● **EXTRACTED MATERIAL**:
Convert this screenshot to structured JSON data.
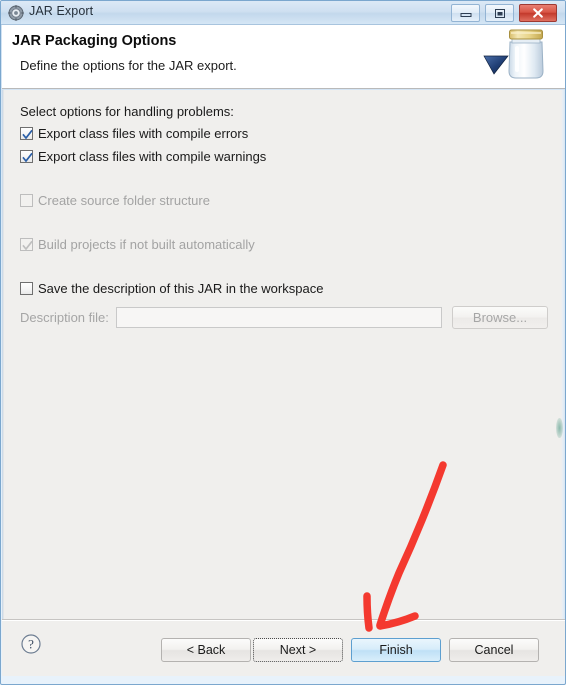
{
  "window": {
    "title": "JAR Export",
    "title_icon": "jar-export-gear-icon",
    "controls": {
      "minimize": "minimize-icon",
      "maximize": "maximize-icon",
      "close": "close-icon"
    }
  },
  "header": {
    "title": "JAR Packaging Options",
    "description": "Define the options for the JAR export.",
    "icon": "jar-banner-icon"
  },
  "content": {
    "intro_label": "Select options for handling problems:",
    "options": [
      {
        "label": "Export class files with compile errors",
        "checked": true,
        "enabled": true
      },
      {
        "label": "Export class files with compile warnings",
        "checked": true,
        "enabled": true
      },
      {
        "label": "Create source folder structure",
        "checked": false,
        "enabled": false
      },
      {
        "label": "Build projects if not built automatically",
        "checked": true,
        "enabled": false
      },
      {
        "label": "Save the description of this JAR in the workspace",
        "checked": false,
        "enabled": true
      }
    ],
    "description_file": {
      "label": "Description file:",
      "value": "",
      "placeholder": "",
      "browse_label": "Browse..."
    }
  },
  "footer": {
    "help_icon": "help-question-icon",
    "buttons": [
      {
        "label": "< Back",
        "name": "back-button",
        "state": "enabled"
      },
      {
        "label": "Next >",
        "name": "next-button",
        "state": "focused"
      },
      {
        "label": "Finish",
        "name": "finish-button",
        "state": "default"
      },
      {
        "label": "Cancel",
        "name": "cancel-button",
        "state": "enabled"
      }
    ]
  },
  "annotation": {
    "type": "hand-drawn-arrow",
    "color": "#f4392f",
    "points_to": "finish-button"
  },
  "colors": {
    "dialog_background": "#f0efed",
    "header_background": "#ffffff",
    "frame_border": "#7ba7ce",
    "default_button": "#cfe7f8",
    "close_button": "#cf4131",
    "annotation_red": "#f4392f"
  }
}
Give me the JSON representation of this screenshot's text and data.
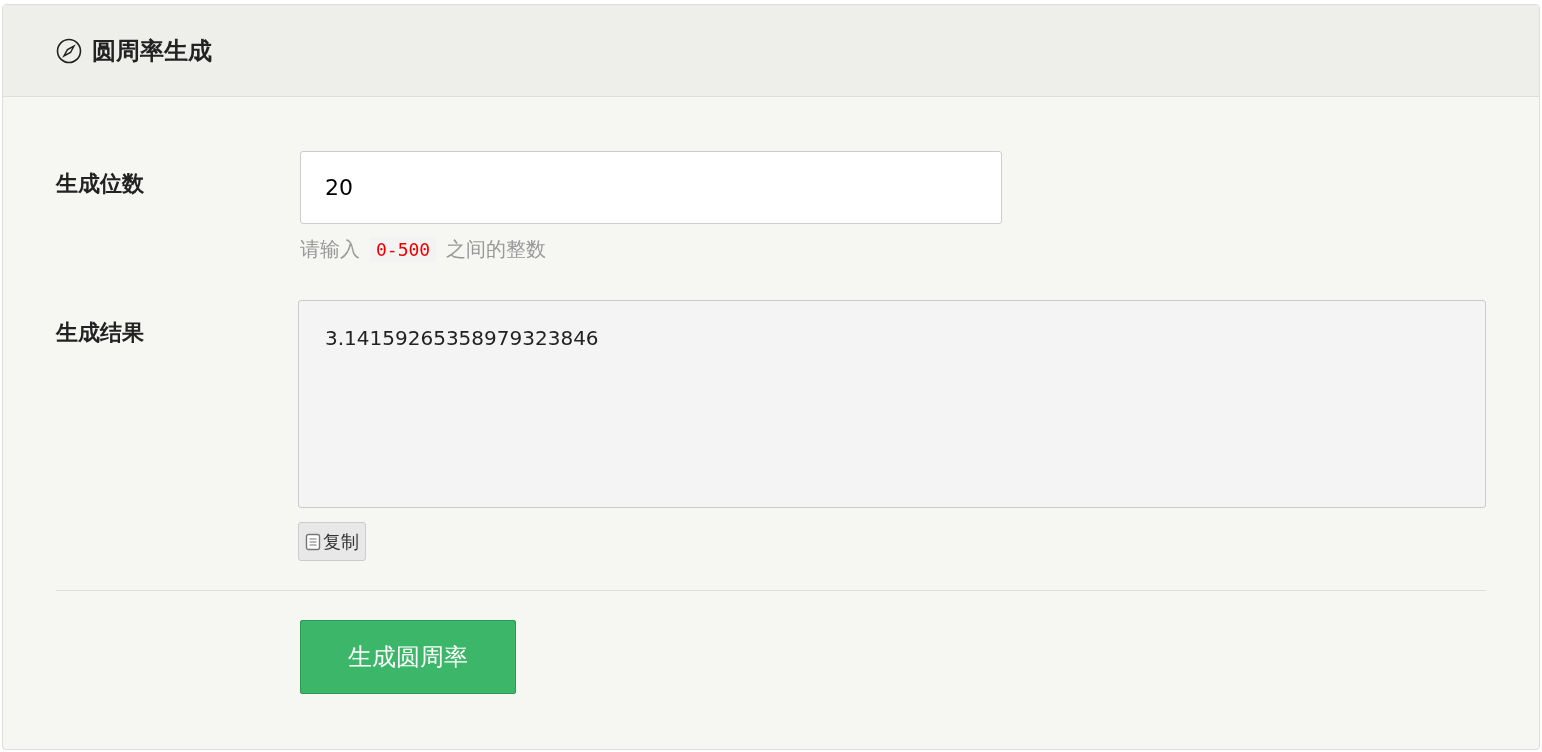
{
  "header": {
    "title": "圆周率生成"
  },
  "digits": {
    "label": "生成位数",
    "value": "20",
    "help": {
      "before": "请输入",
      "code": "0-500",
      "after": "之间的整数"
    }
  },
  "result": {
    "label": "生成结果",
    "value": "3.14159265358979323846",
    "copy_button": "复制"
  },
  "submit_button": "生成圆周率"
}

...

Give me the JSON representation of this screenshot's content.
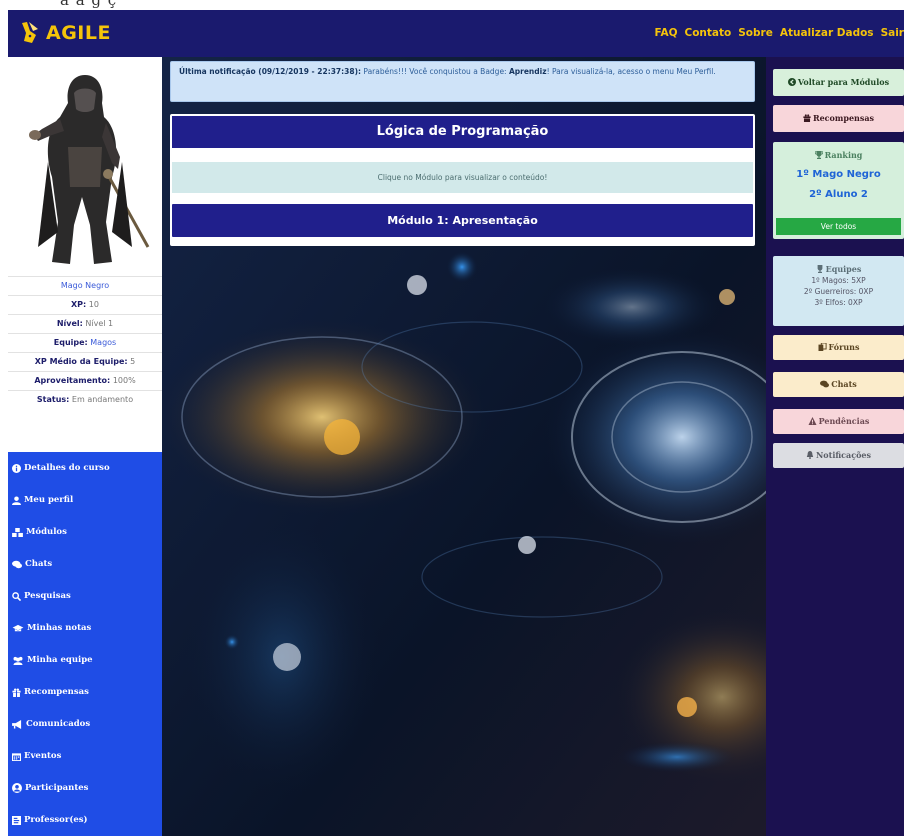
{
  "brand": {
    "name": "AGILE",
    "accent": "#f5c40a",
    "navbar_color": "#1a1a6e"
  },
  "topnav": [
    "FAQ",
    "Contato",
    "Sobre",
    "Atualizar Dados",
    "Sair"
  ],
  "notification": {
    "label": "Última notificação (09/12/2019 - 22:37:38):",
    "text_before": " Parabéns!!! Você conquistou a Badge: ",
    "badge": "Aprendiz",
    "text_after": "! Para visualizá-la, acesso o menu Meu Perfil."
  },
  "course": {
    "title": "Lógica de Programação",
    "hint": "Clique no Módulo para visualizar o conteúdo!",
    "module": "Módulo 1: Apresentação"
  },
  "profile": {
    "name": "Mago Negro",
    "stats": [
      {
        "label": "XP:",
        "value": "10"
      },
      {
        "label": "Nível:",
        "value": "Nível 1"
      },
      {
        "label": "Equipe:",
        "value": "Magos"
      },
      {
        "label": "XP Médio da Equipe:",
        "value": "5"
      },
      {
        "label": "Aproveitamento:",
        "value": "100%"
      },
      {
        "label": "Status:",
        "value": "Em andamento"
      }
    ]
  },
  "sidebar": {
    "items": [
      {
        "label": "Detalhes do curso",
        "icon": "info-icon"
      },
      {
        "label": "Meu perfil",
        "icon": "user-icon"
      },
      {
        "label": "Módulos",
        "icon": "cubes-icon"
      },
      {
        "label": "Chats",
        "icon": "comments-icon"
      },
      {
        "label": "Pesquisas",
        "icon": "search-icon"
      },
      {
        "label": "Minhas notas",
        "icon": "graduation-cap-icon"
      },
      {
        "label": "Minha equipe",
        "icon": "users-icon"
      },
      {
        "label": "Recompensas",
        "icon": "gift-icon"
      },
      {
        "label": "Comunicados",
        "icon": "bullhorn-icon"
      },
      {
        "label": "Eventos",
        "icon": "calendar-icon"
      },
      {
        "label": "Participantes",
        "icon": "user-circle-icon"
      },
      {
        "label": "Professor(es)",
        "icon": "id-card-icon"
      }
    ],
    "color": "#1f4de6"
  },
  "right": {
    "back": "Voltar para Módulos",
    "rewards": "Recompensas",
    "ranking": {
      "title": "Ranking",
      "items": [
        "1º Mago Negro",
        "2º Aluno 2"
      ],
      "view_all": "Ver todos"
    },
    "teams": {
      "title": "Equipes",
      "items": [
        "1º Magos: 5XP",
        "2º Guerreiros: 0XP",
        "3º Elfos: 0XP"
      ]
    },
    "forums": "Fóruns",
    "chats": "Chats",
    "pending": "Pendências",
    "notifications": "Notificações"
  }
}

--

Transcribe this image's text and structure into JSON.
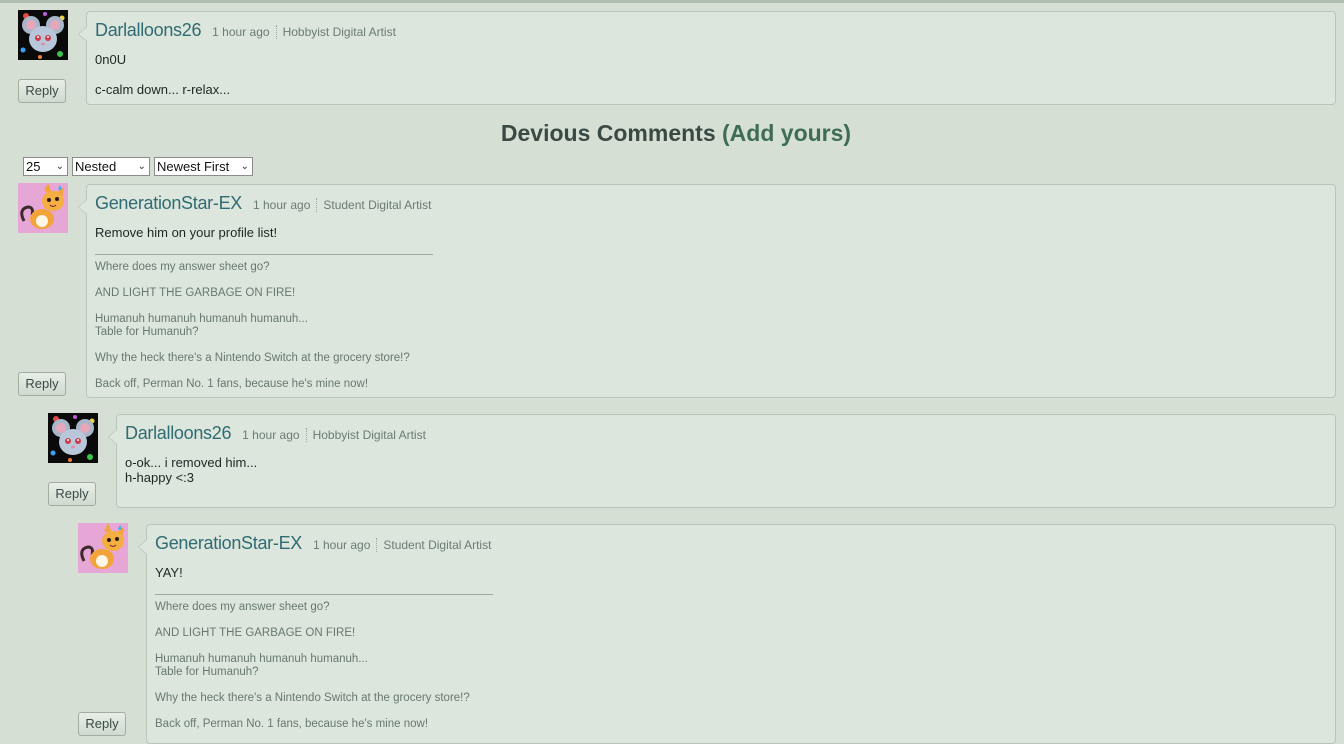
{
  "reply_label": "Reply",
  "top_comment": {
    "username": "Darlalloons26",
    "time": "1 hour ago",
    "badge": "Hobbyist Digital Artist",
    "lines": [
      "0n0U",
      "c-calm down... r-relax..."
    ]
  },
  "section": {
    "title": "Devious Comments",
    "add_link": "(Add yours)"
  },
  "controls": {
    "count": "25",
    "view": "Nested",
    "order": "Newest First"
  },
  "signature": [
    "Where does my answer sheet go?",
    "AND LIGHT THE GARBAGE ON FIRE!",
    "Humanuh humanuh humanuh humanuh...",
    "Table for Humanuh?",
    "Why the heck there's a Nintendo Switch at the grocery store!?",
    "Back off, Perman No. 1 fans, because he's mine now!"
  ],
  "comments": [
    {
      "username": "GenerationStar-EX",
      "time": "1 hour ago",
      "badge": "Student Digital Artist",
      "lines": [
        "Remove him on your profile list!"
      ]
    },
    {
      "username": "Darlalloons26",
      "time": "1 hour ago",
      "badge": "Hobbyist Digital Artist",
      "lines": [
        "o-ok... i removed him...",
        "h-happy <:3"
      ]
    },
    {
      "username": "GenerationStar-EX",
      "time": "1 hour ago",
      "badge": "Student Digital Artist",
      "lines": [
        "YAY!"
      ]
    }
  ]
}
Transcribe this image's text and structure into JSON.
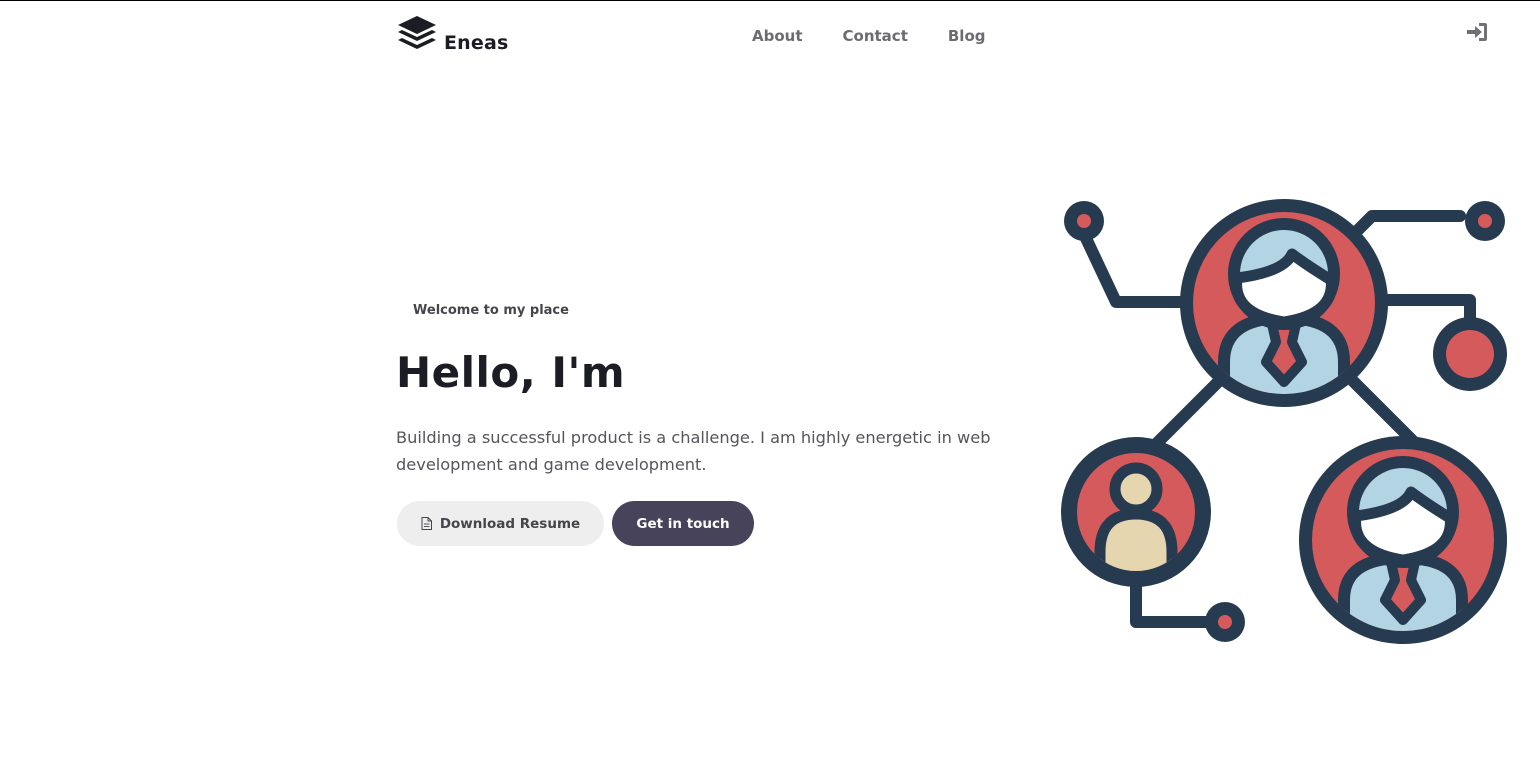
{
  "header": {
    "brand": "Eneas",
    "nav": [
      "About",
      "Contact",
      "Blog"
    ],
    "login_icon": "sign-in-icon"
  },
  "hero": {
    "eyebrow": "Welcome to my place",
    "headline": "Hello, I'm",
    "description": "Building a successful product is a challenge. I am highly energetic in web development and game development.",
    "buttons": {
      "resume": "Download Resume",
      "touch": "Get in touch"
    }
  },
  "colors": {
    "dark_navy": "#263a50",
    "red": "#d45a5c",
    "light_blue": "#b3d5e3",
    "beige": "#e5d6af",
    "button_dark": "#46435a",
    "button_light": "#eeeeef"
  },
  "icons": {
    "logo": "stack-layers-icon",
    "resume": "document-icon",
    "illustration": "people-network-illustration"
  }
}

● **OBJECTIVE**: Copy out each line of the data where the string "resume" appears.

● **FINAL ANSWER**:
      "resume": "Download Resume",
    "resume": "document-icon",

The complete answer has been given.